▶ _PROBLEM_
Whenever a line below holds the word "Receita", copy that line.
-*-
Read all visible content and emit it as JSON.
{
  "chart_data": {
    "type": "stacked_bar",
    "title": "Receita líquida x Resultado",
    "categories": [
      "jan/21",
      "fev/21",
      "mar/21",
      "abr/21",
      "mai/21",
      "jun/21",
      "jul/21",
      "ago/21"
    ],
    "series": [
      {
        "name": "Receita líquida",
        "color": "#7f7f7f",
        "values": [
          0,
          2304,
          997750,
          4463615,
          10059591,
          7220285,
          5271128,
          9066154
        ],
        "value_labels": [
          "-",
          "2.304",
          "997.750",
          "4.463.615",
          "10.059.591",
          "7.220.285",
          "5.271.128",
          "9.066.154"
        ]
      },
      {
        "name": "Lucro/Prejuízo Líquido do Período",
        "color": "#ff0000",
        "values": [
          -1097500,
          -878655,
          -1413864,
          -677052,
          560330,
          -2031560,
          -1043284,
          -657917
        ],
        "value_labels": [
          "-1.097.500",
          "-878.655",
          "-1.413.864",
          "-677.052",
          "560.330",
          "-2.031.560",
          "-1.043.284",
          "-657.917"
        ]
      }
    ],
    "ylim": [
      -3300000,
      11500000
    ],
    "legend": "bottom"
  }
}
-*-
▶ _THE RESPONSE_
    "title": "Receita líquida x Resultado",
        "name": "Receita líquida",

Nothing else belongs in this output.